Aim of the task:
Pick out the lines containing "participants".

☆ ☆ ☆ ☆

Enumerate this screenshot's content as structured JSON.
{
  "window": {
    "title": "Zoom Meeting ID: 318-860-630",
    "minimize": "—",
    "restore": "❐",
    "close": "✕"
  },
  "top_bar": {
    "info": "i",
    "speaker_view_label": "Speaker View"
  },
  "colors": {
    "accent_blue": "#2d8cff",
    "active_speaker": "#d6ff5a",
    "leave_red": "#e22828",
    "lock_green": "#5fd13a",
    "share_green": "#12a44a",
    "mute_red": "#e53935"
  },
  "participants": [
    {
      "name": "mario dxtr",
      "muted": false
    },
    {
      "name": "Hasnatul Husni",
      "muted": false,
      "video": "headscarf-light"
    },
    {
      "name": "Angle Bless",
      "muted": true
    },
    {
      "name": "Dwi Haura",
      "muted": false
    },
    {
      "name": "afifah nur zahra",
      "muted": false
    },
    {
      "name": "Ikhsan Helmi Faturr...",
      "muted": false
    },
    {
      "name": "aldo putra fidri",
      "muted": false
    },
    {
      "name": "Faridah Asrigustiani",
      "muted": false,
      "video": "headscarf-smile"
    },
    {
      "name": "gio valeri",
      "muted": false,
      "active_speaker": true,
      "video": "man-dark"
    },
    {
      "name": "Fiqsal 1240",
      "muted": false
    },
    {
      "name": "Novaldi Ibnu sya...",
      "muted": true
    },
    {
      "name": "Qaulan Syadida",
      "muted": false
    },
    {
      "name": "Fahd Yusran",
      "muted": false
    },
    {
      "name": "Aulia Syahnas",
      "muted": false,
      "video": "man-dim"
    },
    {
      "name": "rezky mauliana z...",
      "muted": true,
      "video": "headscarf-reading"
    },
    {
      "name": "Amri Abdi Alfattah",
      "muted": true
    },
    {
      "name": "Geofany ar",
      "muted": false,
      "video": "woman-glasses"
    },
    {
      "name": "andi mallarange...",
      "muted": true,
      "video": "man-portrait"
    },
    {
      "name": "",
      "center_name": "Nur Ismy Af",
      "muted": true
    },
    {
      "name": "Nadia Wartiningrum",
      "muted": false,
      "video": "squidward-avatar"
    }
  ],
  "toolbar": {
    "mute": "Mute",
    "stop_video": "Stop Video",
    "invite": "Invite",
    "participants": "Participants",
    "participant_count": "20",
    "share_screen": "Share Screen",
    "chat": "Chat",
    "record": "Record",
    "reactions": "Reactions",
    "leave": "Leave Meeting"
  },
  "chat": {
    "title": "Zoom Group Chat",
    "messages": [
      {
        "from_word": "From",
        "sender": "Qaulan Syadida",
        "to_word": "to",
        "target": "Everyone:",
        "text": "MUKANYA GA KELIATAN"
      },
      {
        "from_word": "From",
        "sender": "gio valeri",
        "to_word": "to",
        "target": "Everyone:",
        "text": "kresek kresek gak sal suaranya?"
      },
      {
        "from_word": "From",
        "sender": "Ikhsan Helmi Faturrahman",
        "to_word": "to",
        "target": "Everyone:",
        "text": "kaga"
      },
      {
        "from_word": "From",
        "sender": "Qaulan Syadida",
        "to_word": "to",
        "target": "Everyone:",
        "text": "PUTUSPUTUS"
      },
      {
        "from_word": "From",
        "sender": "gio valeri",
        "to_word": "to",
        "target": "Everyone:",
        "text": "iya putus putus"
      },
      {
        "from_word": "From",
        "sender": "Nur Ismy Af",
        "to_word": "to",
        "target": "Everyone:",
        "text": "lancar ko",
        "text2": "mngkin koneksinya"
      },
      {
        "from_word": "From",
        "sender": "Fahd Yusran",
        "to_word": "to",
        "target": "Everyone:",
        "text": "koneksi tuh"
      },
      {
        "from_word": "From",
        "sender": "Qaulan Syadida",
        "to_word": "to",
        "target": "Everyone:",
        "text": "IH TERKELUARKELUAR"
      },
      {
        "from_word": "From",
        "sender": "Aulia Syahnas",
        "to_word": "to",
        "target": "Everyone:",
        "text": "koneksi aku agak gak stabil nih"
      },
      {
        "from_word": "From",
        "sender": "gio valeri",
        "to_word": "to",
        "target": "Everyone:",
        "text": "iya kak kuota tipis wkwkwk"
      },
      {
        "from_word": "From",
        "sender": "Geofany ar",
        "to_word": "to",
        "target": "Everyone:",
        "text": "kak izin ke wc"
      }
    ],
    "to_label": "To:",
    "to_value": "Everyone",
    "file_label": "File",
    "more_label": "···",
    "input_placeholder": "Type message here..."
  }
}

☆ ☆ ☆ ☆

The response:
  "participants": [
    "participants": "Participants",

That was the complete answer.